_MATERIAL SUPPLIED_
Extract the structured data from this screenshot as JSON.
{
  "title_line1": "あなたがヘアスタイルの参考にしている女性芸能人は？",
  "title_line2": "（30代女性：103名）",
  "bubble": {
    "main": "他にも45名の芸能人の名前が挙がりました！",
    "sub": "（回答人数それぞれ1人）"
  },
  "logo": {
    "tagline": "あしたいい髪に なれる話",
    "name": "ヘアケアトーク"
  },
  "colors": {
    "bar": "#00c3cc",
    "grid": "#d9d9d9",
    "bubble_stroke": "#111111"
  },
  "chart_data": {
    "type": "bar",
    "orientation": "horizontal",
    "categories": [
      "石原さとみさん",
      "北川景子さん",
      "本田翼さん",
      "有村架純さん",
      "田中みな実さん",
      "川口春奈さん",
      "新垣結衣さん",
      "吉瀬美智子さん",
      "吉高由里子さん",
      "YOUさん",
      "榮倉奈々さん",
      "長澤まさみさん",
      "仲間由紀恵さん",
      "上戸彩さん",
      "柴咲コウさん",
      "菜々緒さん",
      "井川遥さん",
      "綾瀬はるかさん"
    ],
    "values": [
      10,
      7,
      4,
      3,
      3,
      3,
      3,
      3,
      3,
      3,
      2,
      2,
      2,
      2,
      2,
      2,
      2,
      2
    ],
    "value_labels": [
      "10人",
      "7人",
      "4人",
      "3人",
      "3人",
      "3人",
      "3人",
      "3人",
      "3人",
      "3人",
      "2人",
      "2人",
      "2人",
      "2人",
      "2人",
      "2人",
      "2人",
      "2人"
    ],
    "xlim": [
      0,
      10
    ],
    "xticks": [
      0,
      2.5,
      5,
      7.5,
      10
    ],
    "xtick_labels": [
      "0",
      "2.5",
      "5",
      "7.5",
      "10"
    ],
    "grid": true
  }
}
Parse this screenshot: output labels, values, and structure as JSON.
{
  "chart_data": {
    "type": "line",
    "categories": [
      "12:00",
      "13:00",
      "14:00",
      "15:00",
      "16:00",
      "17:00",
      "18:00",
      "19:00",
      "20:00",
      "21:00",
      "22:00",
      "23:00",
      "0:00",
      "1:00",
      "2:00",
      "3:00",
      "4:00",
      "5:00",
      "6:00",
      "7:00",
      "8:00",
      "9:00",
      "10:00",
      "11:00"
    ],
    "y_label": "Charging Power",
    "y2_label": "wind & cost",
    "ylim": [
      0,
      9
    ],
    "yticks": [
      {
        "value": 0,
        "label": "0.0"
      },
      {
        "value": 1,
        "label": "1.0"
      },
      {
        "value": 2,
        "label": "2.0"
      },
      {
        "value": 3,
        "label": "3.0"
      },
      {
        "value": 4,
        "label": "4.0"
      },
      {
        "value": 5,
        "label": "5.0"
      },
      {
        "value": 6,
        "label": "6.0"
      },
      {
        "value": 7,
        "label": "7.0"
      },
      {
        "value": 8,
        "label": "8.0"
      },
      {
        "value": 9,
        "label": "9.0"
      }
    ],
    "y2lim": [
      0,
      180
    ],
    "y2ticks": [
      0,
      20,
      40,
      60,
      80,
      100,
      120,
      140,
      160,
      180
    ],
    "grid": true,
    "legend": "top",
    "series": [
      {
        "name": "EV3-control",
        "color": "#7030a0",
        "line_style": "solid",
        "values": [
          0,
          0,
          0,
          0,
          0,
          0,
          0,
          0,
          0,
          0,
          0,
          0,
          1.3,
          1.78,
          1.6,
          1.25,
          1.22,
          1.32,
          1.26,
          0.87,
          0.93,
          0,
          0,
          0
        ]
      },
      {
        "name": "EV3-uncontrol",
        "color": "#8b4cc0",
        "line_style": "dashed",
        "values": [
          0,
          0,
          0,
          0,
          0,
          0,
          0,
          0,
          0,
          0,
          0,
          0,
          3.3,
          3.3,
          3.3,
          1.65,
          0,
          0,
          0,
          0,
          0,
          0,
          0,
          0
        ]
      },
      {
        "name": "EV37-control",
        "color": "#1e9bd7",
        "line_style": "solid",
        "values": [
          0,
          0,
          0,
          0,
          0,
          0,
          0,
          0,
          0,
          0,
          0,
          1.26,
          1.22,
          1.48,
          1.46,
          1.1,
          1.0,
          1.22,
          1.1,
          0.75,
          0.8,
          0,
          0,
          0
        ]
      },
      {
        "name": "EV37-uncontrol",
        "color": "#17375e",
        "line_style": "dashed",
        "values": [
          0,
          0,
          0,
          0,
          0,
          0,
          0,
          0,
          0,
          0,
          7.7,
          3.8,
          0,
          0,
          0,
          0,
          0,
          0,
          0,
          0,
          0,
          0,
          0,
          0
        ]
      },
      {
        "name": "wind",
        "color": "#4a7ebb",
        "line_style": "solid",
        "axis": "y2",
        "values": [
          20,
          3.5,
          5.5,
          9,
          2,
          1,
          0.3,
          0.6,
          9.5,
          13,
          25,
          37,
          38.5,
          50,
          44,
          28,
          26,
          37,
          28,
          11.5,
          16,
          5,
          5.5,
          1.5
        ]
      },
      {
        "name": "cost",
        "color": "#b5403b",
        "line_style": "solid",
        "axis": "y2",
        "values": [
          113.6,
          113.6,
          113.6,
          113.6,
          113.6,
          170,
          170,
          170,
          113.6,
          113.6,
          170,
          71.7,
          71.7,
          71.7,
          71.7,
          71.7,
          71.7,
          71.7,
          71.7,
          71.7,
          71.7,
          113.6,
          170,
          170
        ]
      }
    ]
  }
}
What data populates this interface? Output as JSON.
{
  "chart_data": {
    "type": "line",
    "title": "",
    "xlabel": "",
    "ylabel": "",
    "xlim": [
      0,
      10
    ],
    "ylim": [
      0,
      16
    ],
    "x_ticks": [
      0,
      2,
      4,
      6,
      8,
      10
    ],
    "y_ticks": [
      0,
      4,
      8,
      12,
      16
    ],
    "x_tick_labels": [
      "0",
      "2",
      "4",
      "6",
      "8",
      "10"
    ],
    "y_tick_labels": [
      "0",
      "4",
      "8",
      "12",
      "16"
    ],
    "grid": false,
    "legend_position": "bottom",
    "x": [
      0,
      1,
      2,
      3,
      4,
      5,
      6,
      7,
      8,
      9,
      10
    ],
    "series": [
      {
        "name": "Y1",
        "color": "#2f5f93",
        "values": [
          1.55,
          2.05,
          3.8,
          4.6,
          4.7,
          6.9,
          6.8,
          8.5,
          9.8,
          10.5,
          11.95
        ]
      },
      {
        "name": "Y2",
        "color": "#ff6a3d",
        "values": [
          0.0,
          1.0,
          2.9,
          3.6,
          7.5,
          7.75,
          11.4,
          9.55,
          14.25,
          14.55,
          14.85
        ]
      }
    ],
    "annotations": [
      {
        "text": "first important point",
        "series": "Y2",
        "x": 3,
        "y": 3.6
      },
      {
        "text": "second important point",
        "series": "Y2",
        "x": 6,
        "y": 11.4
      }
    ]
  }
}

_TASK BRIEF_
Write out the whole listing again. Match it word for word.

_FINISHED EXERCISE_
Extract the structured data from this screenshot as JSON.
{
  "title_line1": "あなたがヘアスタイルの参考にしている女性芸能人は？",
  "title_line2": "（30代女性：103名）",
  "bubble": {
    "main": "他にも45名の芸能人の名前が挙がりました！",
    "sub": "（回答人数それぞれ1人）"
  },
  "logo": {
    "tagline": "あしたいい髪に なれる話",
    "name": "ヘアケアトーク"
  },
  "colors": {
    "bar": "#00c3cc",
    "grid": "#d9d9d9",
    "bubble_stroke": "#111111"
  },
  "chart_data": {
    "type": "bar",
    "orientation": "horizontal",
    "categories": [
      "石原さとみさん",
      "北川景子さん",
      "本田翼さん",
      "有村架純さん",
      "田中みな実さん",
      "川口春奈さん",
      "新垣結衣さん",
      "吉瀬美智子さん",
      "吉高由里子さん",
      "YOUさん",
      "榮倉奈々さん",
      "長澤まさみさん",
      "仲間由紀恵さん",
      "上戸彩さん",
      "柴咲コウさん",
      "菜々緒さん",
      "井川遥さん",
      "綾瀬はるかさん"
    ],
    "values": [
      10,
      7,
      4,
      3,
      3,
      3,
      3,
      3,
      3,
      3,
      2,
      2,
      2,
      2,
      2,
      2,
      2,
      2
    ],
    "value_labels": [
      "10人",
      "7人",
      "4人",
      "3人",
      "3人",
      "3人",
      "3人",
      "3人",
      "3人",
      "3人",
      "2人",
      "2人",
      "2人",
      "2人",
      "2人",
      "2人",
      "2人",
      "2人"
    ],
    "xlim": [
      0,
      10
    ],
    "xticks": [
      0,
      2.5,
      5,
      7.5,
      10
    ],
    "xtick_labels": [
      "0",
      "2.5",
      "5",
      "7.5",
      "10"
    ],
    "grid": true
  }
}
Parse this screenshot: output labels, values, and structure as JSON.
{
  "chart_data": {
    "type": "line",
    "categories": [
      "12:00",
      "13:00",
      "14:00",
      "15:00",
      "16:00",
      "17:00",
      "18:00",
      "19:00",
      "20:00",
      "21:00",
      "22:00",
      "23:00",
      "0:00",
      "1:00",
      "2:00",
      "3:00",
      "4:00",
      "5:00",
      "6:00",
      "7:00",
      "8:00",
      "9:00",
      "10:00",
      "11:00"
    ],
    "y_label": "Charging Power",
    "y2_label": "wind & cost",
    "ylim": [
      0,
      9
    ],
    "yticks": [
      {
        "value": 0,
        "label": "0.0"
      },
      {
        "value": 1,
        "label": "1.0"
      },
      {
        "value": 2,
        "label": "2.0"
      },
      {
        "value": 3,
        "label": "3.0"
      },
      {
        "value": 4,
        "label": "4.0"
      },
      {
        "value": 5,
        "label": "5.0"
      },
      {
        "value": 6,
        "label": "6.0"
      },
      {
        "value": 7,
        "label": "7.0"
      },
      {
        "value": 8,
        "label": "8.0"
      },
      {
        "value": 9,
        "label": "9.0"
      }
    ],
    "y2lim": [
      0,
      180
    ],
    "y2ticks": [
      0,
      20,
      40,
      60,
      80,
      100,
      120,
      140,
      160,
      180
    ],
    "grid": true,
    "legend": "top",
    "series": [
      {
        "name": "EV3-control",
        "color": "#7030a0",
        "line_style": "solid",
        "values": [
          0,
          0,
          0,
          0,
          0,
          0,
          0,
          0,
          0,
          0,
          0,
          0,
          1.3,
          1.78,
          1.6,
          1.25,
          1.22,
          1.32,
          1.26,
          0.87,
          0.93,
          0,
          0,
          0
        ]
      },
      {
        "name": "EV3-uncontrol",
        "color": "#8b4cc0",
        "line_style": "dashed",
        "values": [
          0,
          0,
          0,
          0,
          0,
          0,
          0,
          0,
          0,
          0,
          0,
          0,
          3.3,
          3.3,
          3.3,
          1.65,
          0,
          0,
          0,
          0,
          0,
          0,
          0,
          0
        ]
      },
      {
        "name": "EV37-control",
        "color": "#1e9bd7",
        "line_style": "solid",
        "values": [
          0,
          0,
          0,
          0,
          0,
          0,
          0,
          0,
          0,
          0,
          0,
          1.26,
          1.22,
          1.48,
          1.46,
          1.1,
          1.0,
          1.22,
          1.1,
          0.75,
          0.8,
          0,
          0,
          0
        ]
      },
      {
        "name": "EV37-uncontrol",
        "color": "#17375e",
        "line_style": "dashed",
        "values": [
          0,
          0,
          0,
          0,
          0,
          0,
          0,
          0,
          0,
          0,
          7.7,
          3.8,
          0,
          0,
          0,
          0,
          0,
          0,
          0,
          0,
          0,
          0,
          0,
          0
        ]
      },
      {
        "name": "wind",
        "color": "#4a7ebb",
        "line_style": "solid",
        "axis": "y2",
        "values": [
          20,
          3.5,
          5.5,
          9,
          2,
          1,
          0.3,
          0.6,
          9.5,
          13,
          25,
          37,
          38.5,
          50,
          44,
          28,
          26,
          37,
          28,
          11.5,
          16,
          5,
          5.5,
          1.5
        ]
      },
      {
        "name": "cost",
        "color": "#b5403b",
        "line_style": "solid",
        "axis": "y2",
        "values": [
          113.6,
          113.6,
          113.6,
          113.6,
          113.6,
          170,
          170,
          170,
          113.6,
          113.6,
          170,
          71.7,
          71.7,
          71.7,
          71.7,
          71.7,
          71.7,
          71.7,
          71.7,
          71.7,
          71.7,
          113.6,
          170,
          170
        ]
      }
    ]
  }
}
What data populates this interface? Output as JSON.
{
  "chart_data": {
    "type": "line",
    "title": "",
    "xlabel": "",
    "ylabel": "",
    "xlim": [
      0,
      10
    ],
    "ylim": [
      0,
      16
    ],
    "x_ticks": [
      0,
      2,
      4,
      6,
      8,
      10
    ],
    "y_ticks": [
      0,
      4,
      8,
      12,
      16
    ],
    "x_tick_labels": [
      "0",
      "2",
      "4",
      "6",
      "8",
      "10"
    ],
    "y_tick_labels": [
      "0",
      "4",
      "8",
      "12",
      "16"
    ],
    "grid": false,
    "legend_position": "bottom",
    "x": [
      0,
      1,
      2,
      3,
      4,
      5,
      6,
      7,
      8,
      9,
      10
    ],
    "series": [
      {
        "name": "Y1",
        "color": "#2f5f93",
        "values": [
          1.55,
          2.05,
          3.8,
          4.6,
          4.7,
          6.9,
          6.8,
          8.5,
          9.8,
          10.5,
          11.95
        ]
      },
      {
        "name": "Y2",
        "color": "#ff6a3d",
        "values": [
          0.0,
          1.0,
          2.9,
          3.6,
          7.5,
          7.75,
          11.4,
          9.55,
          14.25,
          14.55,
          14.85
        ]
      }
    ],
    "annotations": [
      {
        "text": "first important point",
        "series": "Y2",
        "x": 3,
        "y": 3.6
      },
      {
        "text": "second important point",
        "series": "Y2",
        "x": 6,
        "y": 11.4
      }
    ]
  }
}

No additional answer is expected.